Action item —
Reproduce the records precisely. Omit every picture.

++++ Provided data

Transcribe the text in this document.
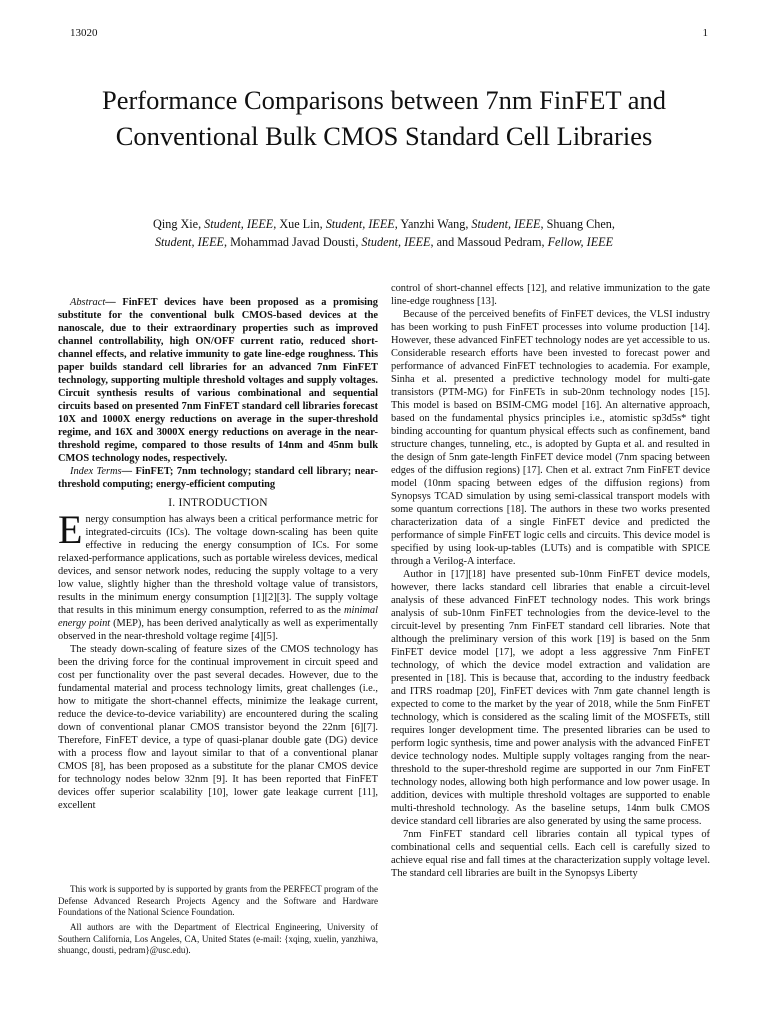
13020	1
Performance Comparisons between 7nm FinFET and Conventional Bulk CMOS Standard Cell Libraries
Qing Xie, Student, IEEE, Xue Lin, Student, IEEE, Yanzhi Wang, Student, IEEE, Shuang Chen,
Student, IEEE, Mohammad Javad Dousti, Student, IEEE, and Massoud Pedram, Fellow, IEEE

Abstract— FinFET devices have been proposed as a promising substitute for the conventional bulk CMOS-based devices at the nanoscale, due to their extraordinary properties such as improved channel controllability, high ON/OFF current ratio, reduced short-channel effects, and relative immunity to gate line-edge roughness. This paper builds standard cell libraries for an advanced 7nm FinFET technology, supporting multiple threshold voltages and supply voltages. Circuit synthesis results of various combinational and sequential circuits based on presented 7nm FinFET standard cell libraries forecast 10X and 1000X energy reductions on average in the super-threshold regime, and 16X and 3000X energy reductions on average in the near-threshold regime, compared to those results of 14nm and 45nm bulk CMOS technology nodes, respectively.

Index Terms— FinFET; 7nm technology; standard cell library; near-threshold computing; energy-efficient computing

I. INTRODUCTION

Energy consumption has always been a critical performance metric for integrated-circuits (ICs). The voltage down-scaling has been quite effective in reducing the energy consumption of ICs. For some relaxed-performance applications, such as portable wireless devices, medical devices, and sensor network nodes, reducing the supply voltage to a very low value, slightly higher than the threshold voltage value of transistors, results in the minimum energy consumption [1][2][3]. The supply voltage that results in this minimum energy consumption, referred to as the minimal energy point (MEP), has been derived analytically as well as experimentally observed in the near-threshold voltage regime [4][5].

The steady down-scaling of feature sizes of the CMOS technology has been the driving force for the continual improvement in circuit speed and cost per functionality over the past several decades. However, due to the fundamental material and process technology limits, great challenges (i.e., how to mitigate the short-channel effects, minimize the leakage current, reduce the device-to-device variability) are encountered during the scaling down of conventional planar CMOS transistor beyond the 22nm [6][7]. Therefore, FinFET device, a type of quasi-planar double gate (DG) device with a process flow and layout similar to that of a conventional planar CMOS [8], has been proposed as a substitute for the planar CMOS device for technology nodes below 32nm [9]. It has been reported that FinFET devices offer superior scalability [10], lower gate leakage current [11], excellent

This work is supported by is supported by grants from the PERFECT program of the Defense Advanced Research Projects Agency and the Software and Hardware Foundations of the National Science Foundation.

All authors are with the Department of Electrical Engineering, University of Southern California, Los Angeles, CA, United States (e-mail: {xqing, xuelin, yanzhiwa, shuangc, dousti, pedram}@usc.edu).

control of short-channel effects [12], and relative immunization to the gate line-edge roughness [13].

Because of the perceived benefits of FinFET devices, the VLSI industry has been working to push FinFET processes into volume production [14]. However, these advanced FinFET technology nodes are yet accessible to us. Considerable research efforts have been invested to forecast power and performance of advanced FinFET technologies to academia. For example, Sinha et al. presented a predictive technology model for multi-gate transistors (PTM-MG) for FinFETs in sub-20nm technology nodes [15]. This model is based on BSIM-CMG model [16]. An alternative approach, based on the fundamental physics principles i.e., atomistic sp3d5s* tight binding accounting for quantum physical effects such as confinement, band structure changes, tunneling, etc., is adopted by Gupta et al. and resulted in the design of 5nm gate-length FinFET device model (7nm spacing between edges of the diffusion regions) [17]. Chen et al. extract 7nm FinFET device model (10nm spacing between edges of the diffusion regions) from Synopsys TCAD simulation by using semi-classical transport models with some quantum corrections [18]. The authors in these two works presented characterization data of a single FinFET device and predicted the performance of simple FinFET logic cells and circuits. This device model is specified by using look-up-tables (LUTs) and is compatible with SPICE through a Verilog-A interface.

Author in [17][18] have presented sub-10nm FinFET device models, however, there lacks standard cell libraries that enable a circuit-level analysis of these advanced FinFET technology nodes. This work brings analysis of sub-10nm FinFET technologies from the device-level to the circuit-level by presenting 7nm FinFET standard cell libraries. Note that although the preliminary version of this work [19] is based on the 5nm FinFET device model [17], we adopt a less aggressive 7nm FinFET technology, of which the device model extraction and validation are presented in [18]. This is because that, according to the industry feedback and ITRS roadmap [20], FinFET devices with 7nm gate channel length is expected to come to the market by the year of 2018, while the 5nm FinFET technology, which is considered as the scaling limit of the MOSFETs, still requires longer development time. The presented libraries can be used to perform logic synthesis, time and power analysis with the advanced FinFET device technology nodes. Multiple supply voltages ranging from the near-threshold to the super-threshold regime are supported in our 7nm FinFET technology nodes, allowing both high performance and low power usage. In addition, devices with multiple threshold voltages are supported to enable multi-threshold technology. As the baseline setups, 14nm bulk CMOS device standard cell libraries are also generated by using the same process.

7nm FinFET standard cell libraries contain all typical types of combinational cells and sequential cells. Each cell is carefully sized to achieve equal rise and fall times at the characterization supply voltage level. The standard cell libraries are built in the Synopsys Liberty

++++++++

Solution for this task —
Transcribe the text in this document.
13020	1
Performance Comparisons between 7nm FinFET and Conventional Bulk CMOS Standard Cell Libraries
Qing Xie, Student, IEEE, Xue Lin, Student, IEEE, Yanzhi Wang, Student, IEEE, Shuang Chen,
Student, IEEE, Mohammad Javad Dousti, Student, IEEE, and Massoud Pedram, Fellow, IEEE

Abstract— FinFET devices have been proposed as a promising substitute for the conventional bulk CMOS-based devices at the nanoscale, due to their extraordinary properties such as improved channel controllability, high ON/OFF current ratio, reduced short-channel effects, and relative immunity to gate line-edge roughness. This paper builds standard cell libraries for an advanced 7nm FinFET technology, supporting multiple threshold voltages and supply voltages. Circuit synthesis results of various combinational and sequential circuits based on presented 7nm FinFET standard cell libraries forecast 10X and 1000X energy reductions on average in the super-threshold regime, and 16X and 3000X energy reductions on average in the near-threshold regime, compared to those results of 14nm and 45nm bulk CMOS technology nodes, respectively.

Index Terms— FinFET; 7nm technology; standard cell library; near-threshold computing; energy-efficient computing

I. INTRODUCTION

Energy consumption has always been a critical performance metric for integrated-circuits (ICs). The voltage down-scaling has been quite effective in reducing the energy consumption of ICs. For some relaxed-performance applications, such as portable wireless devices, medical devices, and sensor network nodes, reducing the supply voltage to a very low value, slightly higher than the threshold voltage value of transistors, results in the minimum energy consumption [1][2][3]. The supply voltage that results in this minimum energy consumption, referred to as the minimal energy point (MEP), has been derived analytically as well as experimentally observed in the near-threshold voltage regime [4][5].

The steady down-scaling of feature sizes of the CMOS technology has been the driving force for the continual improvement in circuit speed and cost per functionality over the past several decades. However, due to the fundamental material and process technology limits, great challenges (i.e., how to mitigate the short-channel effects, minimize the leakage current, reduce the device-to-device variability) are encountered during the scaling down of conventional planar CMOS transistor beyond the 22nm [6][7]. Therefore, FinFET device, a type of quasi-planar double gate (DG) device with a process flow and layout similar to that of a conventional planar CMOS [8], has been proposed as a substitute for the planar CMOS device for technology nodes below 32nm [9]. It has been reported that FinFET devices offer superior scalability [10], lower gate leakage current [11], excellent

This work is supported by is supported by grants from the PERFECT program of the Defense Advanced Research Projects Agency and the Software and Hardware Foundations of the National Science Foundation.

All authors are with the Department of Electrical Engineering, University of Southern California, Los Angeles, CA, United States (e-mail: {xqing, xuelin, yanzhiwa, shuangc, dousti, pedram}@usc.edu).

control of short-channel effects [12], and relative immunization to the gate line-edge roughness [13].

Because of the perceived benefits of FinFET devices, the VLSI industry has been working to push FinFET processes into volume production [14]. However, these advanced FinFET technology nodes are yet accessible to us. Considerable research efforts have been invested to forecast power and performance of advanced FinFET technologies to academia. For example, Sinha et al. presented a predictive technology model for multi-gate transistors (PTM-MG) for FinFETs in sub-20nm technology nodes [15]. This model is based on BSIM-CMG model [16]. An alternative approach, based on the fundamental physics principles i.e., atomistic sp3d5s* tight binding accounting for quantum physical effects such as confinement, band structure changes, tunneling, etc., is adopted by Gupta et al. and resulted in the design of 5nm gate-length FinFET device model (7nm spacing between edges of the diffusion regions) [17]. Chen et al. extract 7nm FinFET device model (10nm spacing between edges of the diffusion regions) from Synopsys TCAD simulation by using semi-classical transport models with some quantum corrections [18]. The authors in these two works presented characterization data of a single FinFET device and predicted the performance of simple FinFET logic cells and circuits. This device model is specified by using look-up-tables (LUTs) and is compatible with SPICE through a Verilog-A interface.

Author in [17][18] have presented sub-10nm FinFET device models, however, there lacks standard cell libraries that enable a circuit-level analysis of these advanced FinFET technology nodes. This work brings analysis of sub-10nm FinFET technologies from the device-level to the circuit-level by presenting 7nm FinFET standard cell libraries. Note that although the preliminary version of this work [19] is based on the 5nm FinFET device model [17], we adopt a less aggressive 7nm FinFET technology, of which the device model extraction and validation are presented in [18]. This is because that, according to the industry feedback and ITRS roadmap [20], FinFET devices with 7nm gate channel length is expected to come to the market by the year of 2018, while the 5nm FinFET technology, which is considered as the scaling limit of the MOSFETs, still requires longer development time. The presented libraries can be used to perform logic synthesis, time and power analysis with the advanced FinFET device technology nodes. Multiple supply voltages ranging from the near-threshold to the super-threshold regime are supported in our 7nm FinFET technology nodes, allowing both high performance and low power usage. In addition, devices with multiple threshold voltages are supported to enable multi-threshold technology. As the baseline setups, 14nm bulk CMOS device standard cell libraries are also generated by using the same process.

7nm FinFET standard cell libraries contain all typical types of combinational cells and sequential cells. Each cell is carefully sized to achieve equal rise and fall times at the characterization supply voltage level. The standard cell libraries are built in the Synopsys Liberty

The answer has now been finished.